• [SUPPLIED INFORMATION]:

━━━━━━━━

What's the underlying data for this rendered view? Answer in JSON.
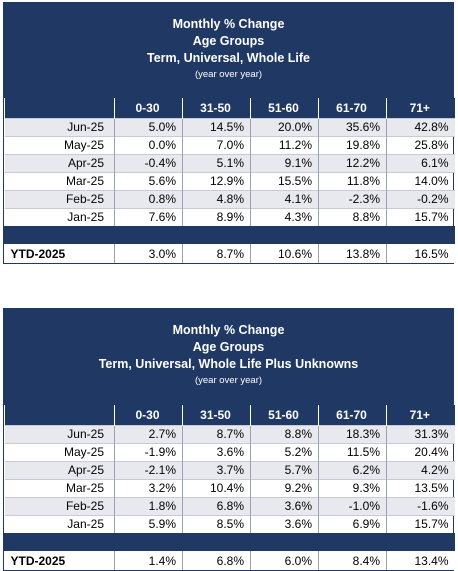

━━━━━━━━

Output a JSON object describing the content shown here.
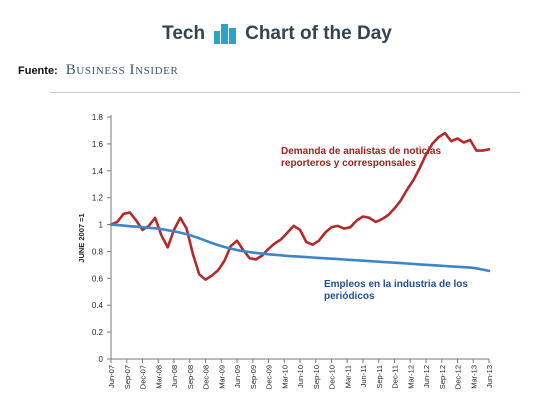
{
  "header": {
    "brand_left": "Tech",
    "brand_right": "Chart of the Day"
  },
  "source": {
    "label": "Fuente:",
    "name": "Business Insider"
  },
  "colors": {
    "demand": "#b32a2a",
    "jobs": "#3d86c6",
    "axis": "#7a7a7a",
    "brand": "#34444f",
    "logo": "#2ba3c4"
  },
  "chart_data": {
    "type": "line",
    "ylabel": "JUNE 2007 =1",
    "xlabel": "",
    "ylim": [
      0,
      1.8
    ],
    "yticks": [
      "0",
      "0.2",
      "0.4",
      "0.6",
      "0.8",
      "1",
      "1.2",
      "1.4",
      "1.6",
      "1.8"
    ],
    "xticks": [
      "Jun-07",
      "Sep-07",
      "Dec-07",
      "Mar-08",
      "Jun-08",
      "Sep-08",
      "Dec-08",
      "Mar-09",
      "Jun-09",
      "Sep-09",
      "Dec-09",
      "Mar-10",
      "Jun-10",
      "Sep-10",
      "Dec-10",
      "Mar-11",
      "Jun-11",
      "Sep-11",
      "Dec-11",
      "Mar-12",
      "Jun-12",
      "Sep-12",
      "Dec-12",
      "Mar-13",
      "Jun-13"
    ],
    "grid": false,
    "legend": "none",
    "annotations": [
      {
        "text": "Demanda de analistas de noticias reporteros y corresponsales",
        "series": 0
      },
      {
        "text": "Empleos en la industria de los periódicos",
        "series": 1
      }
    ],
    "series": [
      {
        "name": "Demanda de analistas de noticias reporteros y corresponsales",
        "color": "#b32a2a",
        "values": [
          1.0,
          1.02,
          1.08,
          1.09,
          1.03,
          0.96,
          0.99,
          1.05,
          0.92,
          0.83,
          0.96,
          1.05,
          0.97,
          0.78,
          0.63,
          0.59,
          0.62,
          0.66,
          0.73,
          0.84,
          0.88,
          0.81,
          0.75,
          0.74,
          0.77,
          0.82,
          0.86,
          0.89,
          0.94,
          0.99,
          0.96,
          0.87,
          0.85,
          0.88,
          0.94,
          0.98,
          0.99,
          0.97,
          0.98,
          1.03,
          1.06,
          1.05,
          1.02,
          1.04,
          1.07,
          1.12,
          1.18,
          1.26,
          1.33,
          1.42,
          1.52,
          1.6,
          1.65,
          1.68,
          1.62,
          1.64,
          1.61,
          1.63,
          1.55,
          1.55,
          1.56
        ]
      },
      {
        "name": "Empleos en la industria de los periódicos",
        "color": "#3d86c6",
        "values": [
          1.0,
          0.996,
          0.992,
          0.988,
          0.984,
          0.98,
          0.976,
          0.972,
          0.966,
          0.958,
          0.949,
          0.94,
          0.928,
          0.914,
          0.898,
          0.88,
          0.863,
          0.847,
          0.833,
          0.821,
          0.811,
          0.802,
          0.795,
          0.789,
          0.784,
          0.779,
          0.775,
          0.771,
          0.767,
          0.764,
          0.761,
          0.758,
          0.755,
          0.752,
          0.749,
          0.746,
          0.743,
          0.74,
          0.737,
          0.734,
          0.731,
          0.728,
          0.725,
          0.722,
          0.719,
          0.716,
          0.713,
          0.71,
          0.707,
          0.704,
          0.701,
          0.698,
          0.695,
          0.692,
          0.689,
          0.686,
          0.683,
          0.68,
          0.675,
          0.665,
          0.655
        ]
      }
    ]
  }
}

━━━━━━━━

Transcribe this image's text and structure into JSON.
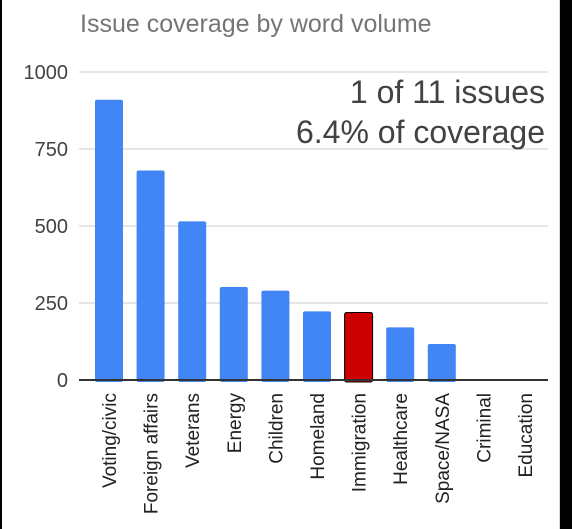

━━━━━━━━

• [EXERCISE DESCRIPTION]:
Give the number of lines in the entries that hold the word "this", and nothing else.

• [COMPLETE RESPONSE]:
2